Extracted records
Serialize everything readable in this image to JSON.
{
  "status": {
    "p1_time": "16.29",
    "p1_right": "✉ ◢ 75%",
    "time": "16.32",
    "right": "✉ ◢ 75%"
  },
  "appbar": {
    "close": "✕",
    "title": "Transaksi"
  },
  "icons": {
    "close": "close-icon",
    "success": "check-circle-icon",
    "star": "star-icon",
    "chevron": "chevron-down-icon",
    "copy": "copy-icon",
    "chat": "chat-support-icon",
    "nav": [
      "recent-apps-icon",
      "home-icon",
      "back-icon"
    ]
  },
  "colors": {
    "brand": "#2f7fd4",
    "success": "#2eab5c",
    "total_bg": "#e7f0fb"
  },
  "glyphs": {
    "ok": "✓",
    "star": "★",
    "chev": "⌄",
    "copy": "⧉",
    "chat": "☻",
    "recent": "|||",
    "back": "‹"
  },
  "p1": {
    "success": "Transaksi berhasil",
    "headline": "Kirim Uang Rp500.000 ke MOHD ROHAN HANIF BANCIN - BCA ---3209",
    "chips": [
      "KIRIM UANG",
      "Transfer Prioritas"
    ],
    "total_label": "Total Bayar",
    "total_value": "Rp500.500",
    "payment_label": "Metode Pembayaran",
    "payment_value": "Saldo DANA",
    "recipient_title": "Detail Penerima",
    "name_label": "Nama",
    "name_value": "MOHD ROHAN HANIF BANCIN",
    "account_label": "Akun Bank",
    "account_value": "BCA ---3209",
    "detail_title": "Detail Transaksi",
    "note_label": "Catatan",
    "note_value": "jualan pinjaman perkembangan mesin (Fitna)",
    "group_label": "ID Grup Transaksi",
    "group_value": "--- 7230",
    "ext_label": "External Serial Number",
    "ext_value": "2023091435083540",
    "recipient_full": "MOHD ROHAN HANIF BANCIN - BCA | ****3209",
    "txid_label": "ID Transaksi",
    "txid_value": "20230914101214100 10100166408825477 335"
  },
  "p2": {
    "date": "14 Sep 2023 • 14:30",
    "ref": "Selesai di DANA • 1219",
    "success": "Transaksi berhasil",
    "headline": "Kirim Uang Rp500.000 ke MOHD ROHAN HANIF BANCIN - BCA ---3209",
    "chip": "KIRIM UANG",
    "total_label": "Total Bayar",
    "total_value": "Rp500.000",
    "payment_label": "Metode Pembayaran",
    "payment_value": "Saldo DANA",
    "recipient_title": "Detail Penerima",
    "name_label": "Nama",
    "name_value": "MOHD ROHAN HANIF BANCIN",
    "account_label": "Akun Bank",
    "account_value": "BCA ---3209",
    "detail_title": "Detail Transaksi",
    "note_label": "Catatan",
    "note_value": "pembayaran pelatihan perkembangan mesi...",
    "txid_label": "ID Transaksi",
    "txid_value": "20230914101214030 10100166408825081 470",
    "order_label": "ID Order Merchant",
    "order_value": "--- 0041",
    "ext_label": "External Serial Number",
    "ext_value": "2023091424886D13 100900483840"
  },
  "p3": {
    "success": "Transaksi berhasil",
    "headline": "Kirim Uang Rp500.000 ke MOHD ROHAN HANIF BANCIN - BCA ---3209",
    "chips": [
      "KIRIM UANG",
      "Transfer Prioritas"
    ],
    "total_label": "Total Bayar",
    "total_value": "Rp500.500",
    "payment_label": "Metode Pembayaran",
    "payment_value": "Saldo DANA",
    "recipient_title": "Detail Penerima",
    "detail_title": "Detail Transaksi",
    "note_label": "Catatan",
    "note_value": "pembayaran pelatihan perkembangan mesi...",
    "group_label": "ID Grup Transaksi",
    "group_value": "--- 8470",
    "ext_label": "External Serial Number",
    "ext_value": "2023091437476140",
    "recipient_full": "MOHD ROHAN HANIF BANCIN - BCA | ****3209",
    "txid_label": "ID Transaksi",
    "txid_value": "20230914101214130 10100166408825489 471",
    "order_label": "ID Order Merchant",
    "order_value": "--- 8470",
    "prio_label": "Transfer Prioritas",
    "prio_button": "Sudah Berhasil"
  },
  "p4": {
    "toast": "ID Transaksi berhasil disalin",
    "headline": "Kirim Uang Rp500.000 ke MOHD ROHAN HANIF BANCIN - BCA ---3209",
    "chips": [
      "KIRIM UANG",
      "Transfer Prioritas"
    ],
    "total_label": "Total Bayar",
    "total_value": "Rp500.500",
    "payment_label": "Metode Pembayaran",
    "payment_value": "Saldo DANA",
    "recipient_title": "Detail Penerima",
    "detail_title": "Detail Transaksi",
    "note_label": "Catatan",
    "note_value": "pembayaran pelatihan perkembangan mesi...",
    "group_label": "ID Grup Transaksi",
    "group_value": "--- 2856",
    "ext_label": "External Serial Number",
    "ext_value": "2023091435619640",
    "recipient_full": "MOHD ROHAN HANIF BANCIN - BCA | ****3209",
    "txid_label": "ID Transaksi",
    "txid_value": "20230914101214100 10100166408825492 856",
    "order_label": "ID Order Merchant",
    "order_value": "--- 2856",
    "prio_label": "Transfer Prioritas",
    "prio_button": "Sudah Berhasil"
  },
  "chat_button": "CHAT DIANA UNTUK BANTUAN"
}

Task to carry out - Above are some records; repeat all of them exactly.

Reply to the task -
Serialize everything readable in this image to JSON.
{
  "status": {
    "p1_time": "16.29",
    "p1_right": "✉ ◢ 75%",
    "time": "16.32",
    "right": "✉ ◢ 75%"
  },
  "appbar": {
    "close": "✕",
    "title": "Transaksi"
  },
  "icons": {
    "close": "close-icon",
    "success": "check-circle-icon",
    "star": "star-icon",
    "chevron": "chevron-down-icon",
    "copy": "copy-icon",
    "chat": "chat-support-icon",
    "nav": [
      "recent-apps-icon",
      "home-icon",
      "back-icon"
    ]
  },
  "colors": {
    "brand": "#2f7fd4",
    "success": "#2eab5c",
    "total_bg": "#e7f0fb"
  },
  "glyphs": {
    "ok": "✓",
    "star": "★",
    "chev": "⌄",
    "copy": "⧉",
    "chat": "☻",
    "recent": "|||",
    "back": "‹"
  },
  "p1": {
    "success": "Transaksi berhasil",
    "headline": "Kirim Uang Rp500.000 ke MOHD ROHAN HANIF BANCIN - BCA ---3209",
    "chips": [
      "KIRIM UANG",
      "Transfer Prioritas"
    ],
    "total_label": "Total Bayar",
    "total_value": "Rp500.500",
    "payment_label": "Metode Pembayaran",
    "payment_value": "Saldo DANA",
    "recipient_title": "Detail Penerima",
    "name_label": "Nama",
    "name_value": "MOHD ROHAN HANIF BANCIN",
    "account_label": "Akun Bank",
    "account_value": "BCA ---3209",
    "detail_title": "Detail Transaksi",
    "note_label": "Catatan",
    "note_value": "jualan pinjaman perkembangan mesin (Fitna)",
    "group_label": "ID Grup Transaksi",
    "group_value": "--- 7230",
    "ext_label": "External Serial Number",
    "ext_value": "2023091435083540",
    "recipient_full": "MOHD ROHAN HANIF BANCIN - BCA | ****3209",
    "txid_label": "ID Transaksi",
    "txid_value": "20230914101214100 10100166408825477 335"
  },
  "p2": {
    "date": "14 Sep 2023 • 14:30",
    "ref": "Selesai di DANA • 1219",
    "success": "Transaksi berhasil",
    "headline": "Kirim Uang Rp500.000 ke MOHD ROHAN HANIF BANCIN - BCA ---3209",
    "chip": "KIRIM UANG",
    "total_label": "Total Bayar",
    "total_value": "Rp500.000",
    "payment_label": "Metode Pembayaran",
    "payment_value": "Saldo DANA",
    "recipient_title": "Detail Penerima",
    "name_label": "Nama",
    "name_value": "MOHD ROHAN HANIF BANCIN",
    "account_label": "Akun Bank",
    "account_value": "BCA ---3209",
    "detail_title": "Detail Transaksi",
    "note_label": "Catatan",
    "note_value": "pembayaran pelatihan perkembangan mesi...",
    "txid_label": "ID Transaksi",
    "txid_value": "20230914101214030 10100166408825081 470",
    "order_label": "ID Order Merchant",
    "order_value": "--- 0041",
    "ext_label": "External Serial Number",
    "ext_value": "2023091424886D13 100900483840"
  },
  "p3": {
    "success": "Transaksi berhasil",
    "headline": "Kirim Uang Rp500.000 ke MOHD ROHAN HANIF BANCIN - BCA ---3209",
    "chips": [
      "KIRIM UANG",
      "Transfer Prioritas"
    ],
    "total_label": "Total Bayar",
    "total_value": "Rp500.500",
    "payment_label": "Metode Pembayaran",
    "payment_value": "Saldo DANA",
    "recipient_title": "Detail Penerima",
    "detail_title": "Detail Transaksi",
    "note_label": "Catatan",
    "note_value": "pembayaran pelatihan perkembangan mesi...",
    "group_label": "ID Grup Transaksi",
    "group_value": "--- 8470",
    "ext_label": "External Serial Number",
    "ext_value": "2023091437476140",
    "recipient_full": "MOHD ROHAN HANIF BANCIN - BCA | ****3209",
    "txid_label": "ID Transaksi",
    "txid_value": "20230914101214130 10100166408825489 471",
    "order_label": "ID Order Merchant",
    "order_value": "--- 8470",
    "prio_label": "Transfer Prioritas",
    "prio_button": "Sudah Berhasil"
  },
  "p4": {
    "toast": "ID Transaksi berhasil disalin",
    "headline": "Kirim Uang Rp500.000 ke MOHD ROHAN HANIF BANCIN - BCA ---3209",
    "chips": [
      "KIRIM UANG",
      "Transfer Prioritas"
    ],
    "total_label": "Total Bayar",
    "total_value": "Rp500.500",
    "payment_label": "Metode Pembayaran",
    "payment_value": "Saldo DANA",
    "recipient_title": "Detail Penerima",
    "detail_title": "Detail Transaksi",
    "note_label": "Catatan",
    "note_value": "pembayaran pelatihan perkembangan mesi...",
    "group_label": "ID Grup Transaksi",
    "group_value": "--- 2856",
    "ext_label": "External Serial Number",
    "ext_value": "2023091435619640",
    "recipient_full": "MOHD ROHAN HANIF BANCIN - BCA | ****3209",
    "txid_label": "ID Transaksi",
    "txid_value": "20230914101214100 10100166408825492 856",
    "order_label": "ID Order Merchant",
    "order_value": "--- 2856",
    "prio_label": "Transfer Prioritas",
    "prio_button": "Sudah Berhasil"
  },
  "chat_button": "CHAT DIANA UNTUK BANTUAN"
}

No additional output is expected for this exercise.